### CHALLENGE
Determine the number of lines in the data that include the word "Than", and write only that number.

** begin **

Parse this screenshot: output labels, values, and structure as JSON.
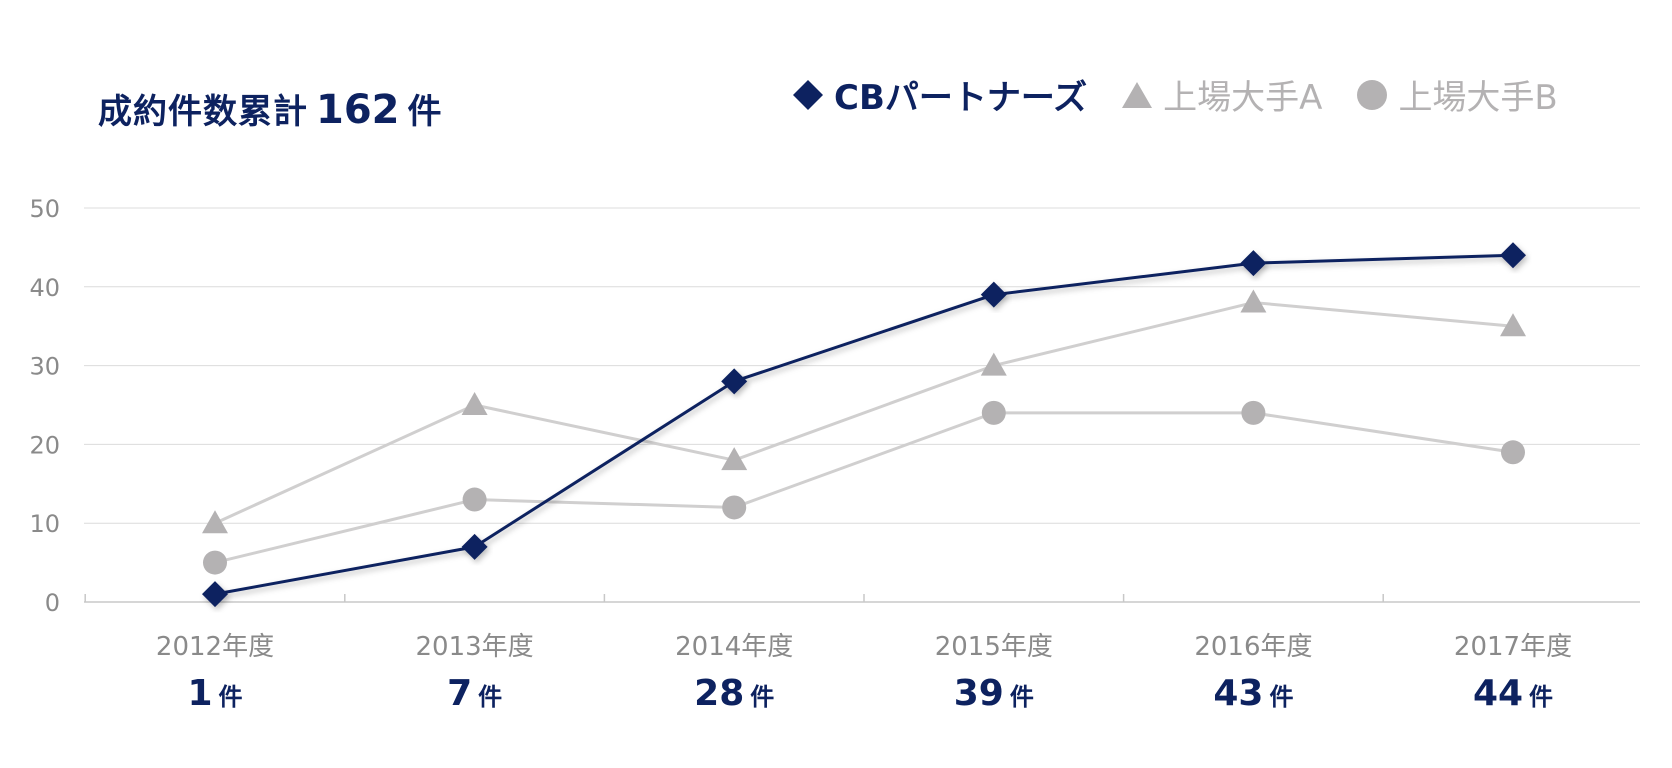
{
  "title": {
    "label": "成約件数累計",
    "total": "162",
    "unit": "件"
  },
  "legend": [
    {
      "name": "CBパートナーズ",
      "marker": "diamond",
      "color": "#0d2260"
    },
    {
      "name": "上場大手A",
      "marker": "triangle",
      "color": "#b4b2b3"
    },
    {
      "name": "上場大手B",
      "marker": "circle",
      "color": "#b4b2b3"
    }
  ],
  "chart_data": {
    "type": "line",
    "categories": [
      "2012年度",
      "2013年度",
      "2014年度",
      "2015年度",
      "2016年度",
      "2017年度"
    ],
    "count_labels": [
      "1",
      "7",
      "28",
      "39",
      "43",
      "44"
    ],
    "count_unit": "件",
    "series": [
      {
        "name": "CBパートナーズ",
        "marker": "diamond",
        "color": "#0d2260",
        "values": [
          1,
          7,
          28,
          39,
          43,
          44
        ]
      },
      {
        "name": "上場大手A",
        "marker": "triangle",
        "color": "#b4b2b3",
        "line_color": "#d0cfcf",
        "values": [
          10,
          25,
          18,
          30,
          38,
          35
        ]
      },
      {
        "name": "上場大手B",
        "marker": "circle",
        "color": "#b4b2b3",
        "line_color": "#d0cfcf",
        "values": [
          5,
          13,
          12,
          24,
          24,
          19
        ]
      }
    ],
    "y_ticks": [
      "0",
      "10",
      "20",
      "30",
      "40",
      "50"
    ],
    "ylim": [
      0,
      50
    ],
    "grid": true,
    "legend_position": "top-right"
  }
}
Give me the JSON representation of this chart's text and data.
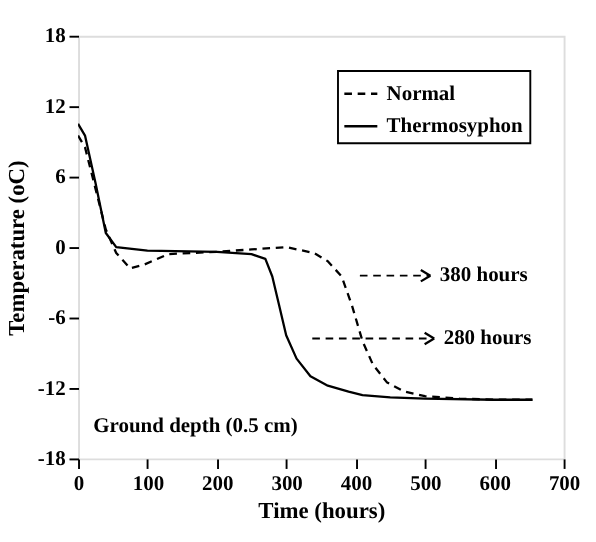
{
  "chart_data": {
    "type": "line",
    "xlabel": "Time (hours)",
    "ylabel": "Temperature (oC)",
    "xlim": [
      0,
      700
    ],
    "xticks": [
      0,
      100,
      200,
      300,
      400,
      500,
      600,
      700
    ],
    "ylim": [
      -18,
      18
    ],
    "yticks": [
      -18,
      -12,
      -6,
      0,
      6,
      12,
      18
    ],
    "grid": false,
    "legend": "top right",
    "marker": "none",
    "series": [
      {
        "name": "Normal",
        "color": "#000000",
        "line_style": "dashed",
        "x": [
          0,
          10,
          25,
          40,
          55,
          75,
          95,
          130,
          200,
          250,
          300,
          340,
          360,
          380,
          395,
          410,
          425,
          445,
          470,
          500,
          550,
          600,
          655
        ],
        "values": [
          9.5,
          8.5,
          5,
          1.5,
          -0.5,
          -1.8,
          -1.5,
          -0.6,
          -0.4,
          -0.2,
          0,
          -0.5,
          -1.2,
          -2.5,
          -5,
          -8,
          -10,
          -11.5,
          -12.3,
          -12.7,
          -12.9,
          -13,
          -13
        ]
      },
      {
        "name": "Thermosyphon",
        "color": "#000000",
        "line_style": "solid",
        "x": [
          0,
          10,
          25,
          40,
          55,
          100,
          200,
          250,
          270,
          280,
          290,
          300,
          315,
          335,
          360,
          390,
          410,
          450,
          500,
          600,
          655
        ],
        "values": [
          10.5,
          9.5,
          5.5,
          1.2,
          0,
          -0.3,
          -0.4,
          -0.6,
          -1,
          -2.5,
          -5,
          -7.5,
          -9.5,
          -11,
          -11.8,
          -12.3,
          -12.6,
          -12.8,
          -12.9,
          -13,
          -13
        ]
      }
    ],
    "annotations": [
      "380 hours",
      "280 hours",
      "Ground depth (0.5 cm)"
    ]
  }
}
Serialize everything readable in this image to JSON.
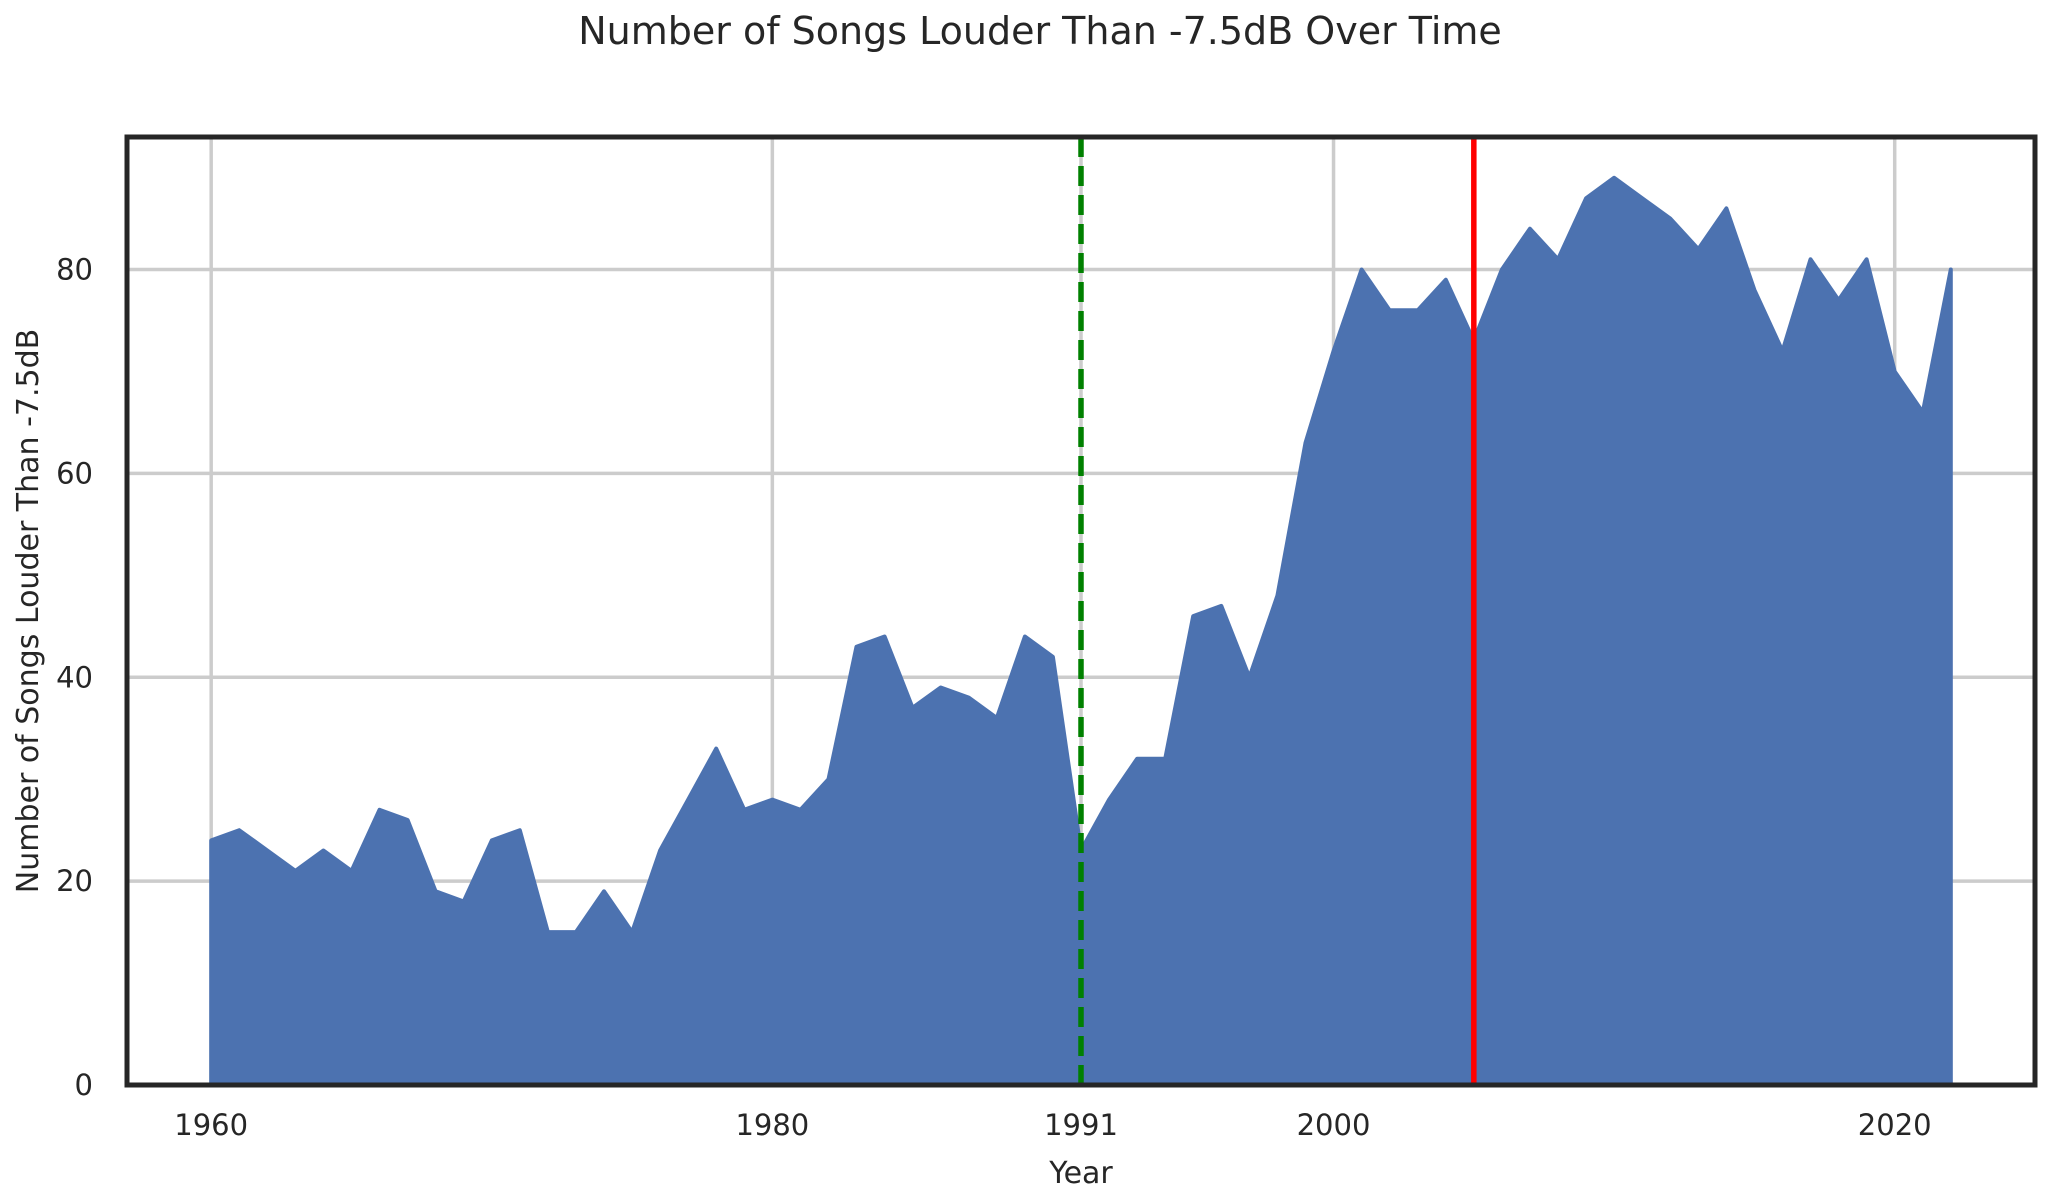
{
  "chart_data": {
    "type": "area",
    "title": "Number of Songs Louder Than -7.5dB Over Time",
    "xlabel": "Year",
    "ylabel": "Number of Songs Louder Than -7.5dB",
    "xlim": [
      1957,
      2025
    ],
    "ylim": [
      0,
      93
    ],
    "x_ticks": [
      1960,
      1980,
      1991,
      2000,
      2020
    ],
    "y_ticks": [
      0,
      20,
      40,
      60,
      80
    ],
    "grid": true,
    "fill_color": "#4c72b0",
    "x": [
      1960,
      1961,
      1962,
      1963,
      1964,
      1965,
      1966,
      1967,
      1968,
      1969,
      1970,
      1971,
      1972,
      1973,
      1974,
      1975,
      1976,
      1977,
      1978,
      1979,
      1980,
      1981,
      1982,
      1983,
      1984,
      1985,
      1986,
      1987,
      1988,
      1989,
      1990,
      1991,
      1992,
      1993,
      1994,
      1995,
      1996,
      1997,
      1998,
      1999,
      2000,
      2001,
      2002,
      2003,
      2004,
      2005,
      2006,
      2007,
      2008,
      2009,
      2010,
      2011,
      2012,
      2013,
      2014,
      2015,
      2016,
      2017,
      2018,
      2019,
      2020,
      2021,
      2022
    ],
    "values": [
      24,
      25,
      23,
      21,
      23,
      21,
      27,
      26,
      19,
      18,
      24,
      25,
      15,
      15,
      19,
      15,
      23,
      28,
      33,
      27,
      28,
      27,
      30,
      43,
      44,
      37,
      39,
      38,
      36,
      44,
      42,
      23,
      28,
      32,
      32,
      46,
      47,
      40,
      48,
      63,
      72,
      80,
      76,
      76,
      79,
      73,
      80,
      84,
      81,
      87,
      89,
      87,
      85,
      82,
      86,
      78,
      72,
      81,
      77,
      81,
      70,
      66,
      80
    ],
    "reference_lines": [
      {
        "x": 1991,
        "color": "#008000",
        "style": "dashed"
      },
      {
        "x": 2005,
        "color": "#ff0000",
        "style": "solid"
      }
    ]
  }
}
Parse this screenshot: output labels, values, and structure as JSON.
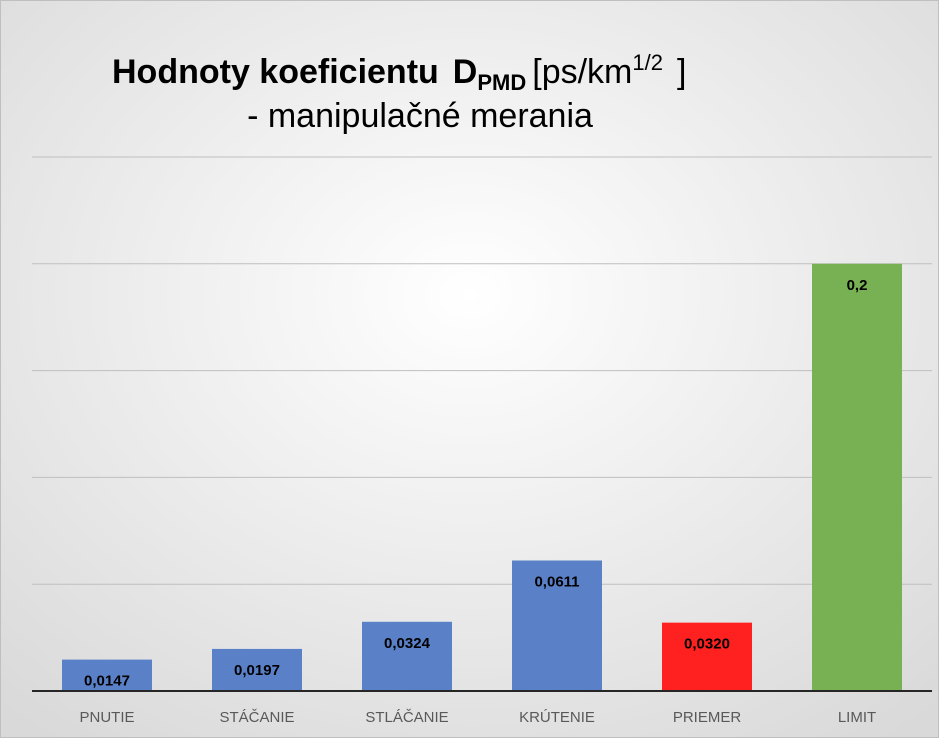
{
  "chart_data": {
    "type": "bar",
    "title": [
      "Hodnoty koeficientu",
      "D",
      "PMD",
      "[ps/km",
      "1/2",
      "]"
    ],
    "subtitle": "- manipulačné merania",
    "categories": [
      "PNUTIE",
      "STÁČANIE",
      "STLÁČANIE",
      "KRÚTENIE",
      "PRIEMER",
      "LIMIT"
    ],
    "values": [
      0.0147,
      0.0197,
      0.0324,
      0.0611,
      0.032,
      0.2
    ],
    "value_labels": [
      "0,0147",
      "0,0197",
      "0,0324",
      "0,0611",
      "0,0320",
      "0,2"
    ],
    "colors": [
      "#5a80c8",
      "#5a80c8",
      "#5a80c8",
      "#5a80c8",
      "#ff2020",
      "#78b153"
    ],
    "ylim": [
      0,
      0.25
    ],
    "yticks": [
      0,
      0.05,
      0.1,
      0.15,
      0.2,
      0.25
    ],
    "ytick_labels": false,
    "grid": true
  }
}
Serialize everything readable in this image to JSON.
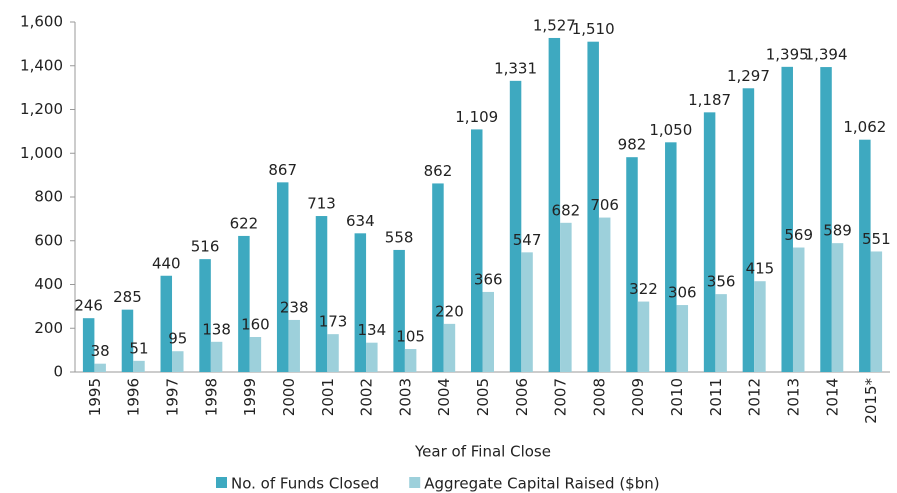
{
  "chart_data": {
    "type": "bar",
    "x_label": "Year of Final Close",
    "categories": [
      "1995",
      "1996",
      "1997",
      "1998",
      "1999",
      "2000",
      "2001",
      "2002",
      "2003",
      "2004",
      "2005",
      "2006",
      "2007",
      "2008",
      "2009",
      "2010",
      "2011",
      "2012",
      "2013",
      "2014",
      "2015*"
    ],
    "series": [
      {
        "name": "No. of Funds Closed",
        "color": "#3ea9c0",
        "values": [
          246,
          285,
          440,
          516,
          622,
          867,
          713,
          634,
          558,
          862,
          1109,
          1331,
          1527,
          1510,
          982,
          1050,
          1187,
          1297,
          1395,
          1394,
          1062
        ],
        "value_labels": [
          "246",
          "285",
          "440",
          "516",
          "622",
          "867",
          "713",
          "634",
          "558",
          "862",
          "1,109",
          "1,331",
          "1,527",
          "1,510",
          "982",
          "1,050",
          "1,187",
          "1,297",
          "1,395",
          "1,394",
          "1,062"
        ]
      },
      {
        "name": "Aggregate Capital Raised ($bn)",
        "color": "#9dd0db",
        "values": [
          38,
          51,
          95,
          138,
          160,
          238,
          173,
          134,
          105,
          220,
          366,
          547,
          682,
          706,
          322,
          306,
          356,
          415,
          569,
          589,
          551
        ]
      }
    ],
    "ylim": [
      0,
      1600
    ],
    "yticks": [
      0,
      200,
      400,
      600,
      800,
      {
        "value": 1000,
        "label": "1,000"
      },
      {
        "value": 1200,
        "label": "1,200"
      },
      {
        "value": 1400,
        "label": "1,400"
      },
      {
        "value": 1600,
        "label": "1,600"
      }
    ],
    "grid": false
  }
}
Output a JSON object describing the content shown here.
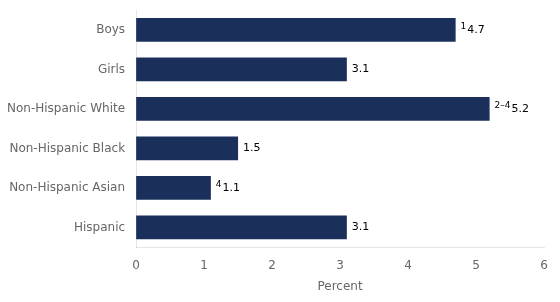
{
  "chart_data": {
    "type": "bar",
    "orientation": "horizontal",
    "categories": [
      "Hispanic",
      "Non-Hispanic Asian",
      "Non-Hispanic Black",
      "Non-Hispanic White",
      "Girls",
      "Boys"
    ],
    "values": [
      3.1,
      1.1,
      1.5,
      5.2,
      3.1,
      4.7
    ],
    "color": "#1b2f5b",
    "xlabel": "Percent",
    "xlim": [
      0,
      6
    ],
    "xticks": [
      0,
      1,
      2,
      3,
      4,
      5,
      6
    ],
    "grid": false,
    "data_labels": true,
    "annotations": [
      {
        "category": "Non-Hispanic Asian",
        "text": "4"
      },
      {
        "category": "Non-Hispanic White",
        "text": "2–4"
      },
      {
        "category": "Boys",
        "text": "1"
      }
    ]
  }
}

** end **

### EXERCISE SOLUTION
2